**ESTRATTO DEL TESTO**
• • • • • • •

Ne venne fuori, dopo anni di lavoro, il Grande Arche de la Fraternité (noto anche come l’Arche de la Défense o il Grande Arche), un moderno trilite bianco ricavato da un cubo svuotato al suo interno, un monumento apparentemente minimalista che ridefinisce concettualmente lo spazio nel quale si staglia (un’apertura sulla città nell’asse del Louvre e dell’Arco di Trionfo) e si impone quale simbolo di pace, vittoria, fratellanza. Lo sconosciuto del Grande Arco è lui, Spreckelsen, uno straniero chiamato a guidare il più grande cantiere dell’epoca nella nazione più sciovinista d’Europa, al crocevia tra sogno e realtà, ideali e politica, creazione e burocrazia.


Michael Fau e Claes Bang in Lo sconosciuto del Grande Arco
A partire dal libro di La Grande Arche di Laurence Cosse, Stephane Demoustier costruisce (è il caso di dirlo) un film che, come l’Arco in questione, incornicia un momento storico con una certa nostalgia, ma riesce a inquadrare ragioni e sentimenti dell’architettura come teoria e pratica del recepire, plasmare e interpretare i sogni e i bisogni di una collettività.
Ambientato in una stagione di transizione, in cui la fiducia per il futuro e l’orgoglio nazionale si avviano a essere contaminati – se non addirittura corrotti – dal capitalismo e dal pragmatismo, è il ritratto di un uomo piombato da lontano che non è dominato o tormentato dal titanismo dei suoi colleghi cinematografici più celebri (La fonte meravigliosa e Megalopolis), ma che, proprio come la sua opera faticosamente messa in piedi, svetta in una folla di funzionari e politicanti rappresentando fisicamente un distacco che è anche spirituale.

• • • • • • •

**COMPITI DELL'ESERCIZIO**
(1) Nel testo sul Grande Arco, riscrivi il passo che comincia con le parole contenenti "Michael Fau e" e termina con "di una collettività.", sostituendo "costruisce" con "realizza".
(2) Secondo il testo sul Grande Arco, da quale libro parte Stephane Demoustier per il suo film?
(3) Prosegui il testo sul Grande Arco a partire dalla sua ultima frase.
Le righe non hanno alcun legame con il testo sul Grande Arco.

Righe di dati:

• • • • • • •

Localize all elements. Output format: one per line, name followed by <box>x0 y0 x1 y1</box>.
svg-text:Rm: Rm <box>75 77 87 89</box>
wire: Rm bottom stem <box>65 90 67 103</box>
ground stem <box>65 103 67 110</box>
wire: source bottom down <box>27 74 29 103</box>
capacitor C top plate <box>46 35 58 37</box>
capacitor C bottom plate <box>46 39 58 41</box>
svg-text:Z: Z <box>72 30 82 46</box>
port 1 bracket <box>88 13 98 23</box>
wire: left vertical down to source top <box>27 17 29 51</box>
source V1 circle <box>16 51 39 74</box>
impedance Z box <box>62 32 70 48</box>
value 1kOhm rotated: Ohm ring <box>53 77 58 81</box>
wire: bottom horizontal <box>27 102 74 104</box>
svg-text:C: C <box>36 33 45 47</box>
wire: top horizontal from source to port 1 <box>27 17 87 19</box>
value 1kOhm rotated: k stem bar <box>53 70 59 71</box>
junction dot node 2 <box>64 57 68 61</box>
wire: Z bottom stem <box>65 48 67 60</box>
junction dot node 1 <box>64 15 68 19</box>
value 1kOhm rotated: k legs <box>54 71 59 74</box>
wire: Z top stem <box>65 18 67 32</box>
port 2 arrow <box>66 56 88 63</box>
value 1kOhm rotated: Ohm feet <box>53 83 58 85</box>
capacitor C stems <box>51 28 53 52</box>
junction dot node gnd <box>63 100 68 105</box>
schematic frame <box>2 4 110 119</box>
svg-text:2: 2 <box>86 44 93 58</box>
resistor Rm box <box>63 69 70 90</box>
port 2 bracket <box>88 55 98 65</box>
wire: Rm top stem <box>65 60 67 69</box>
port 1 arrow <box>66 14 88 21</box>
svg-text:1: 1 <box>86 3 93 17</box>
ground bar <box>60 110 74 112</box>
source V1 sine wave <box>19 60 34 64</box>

• • • • • • •

**RISPOSTE**
(1)
Michael Fau e Claes Bang in Lo sconosciuto del Grande Arco
A partire dal libro di La Grande Arche di Laurence Cosse, Stephane Demoustier realizza (è il caso di dirlo) un film che, come l’Arco in questione, incornicia un momento storico con una certa nostalgia, ma riesce a inquadrare ragioni e sentimenti dell’architettura come teoria e pratica del recepire, plasmare e interpretare i sogni e i bisogni di una collettività.

(2) Dal libro La Grande Arche di Laurence Cosse.

(3)
Xavier Dolan in Lo sconosciuto del Grande Arco
Un corpo divergente, quello dell’ottimo Claes Bang, così stilizzato, appunto, in un vestito sempre uguale e nei sandali che evidenziano una differenza rispetto agli altri, e uno sguardo spaesato perché in difficoltà con una lingua che non padroneggia, tant’è che nelle cave di Carrara che sembra trovare una pace interiore, lontano dai fraintendimenti e dalle discussioni. Ed è evidente l’empatia – anzi: la condivisione etica, l’adesione umana, il precipitato emotivo – di Demoustier nell’avvicinarsi a una figura che converge con quella del regista.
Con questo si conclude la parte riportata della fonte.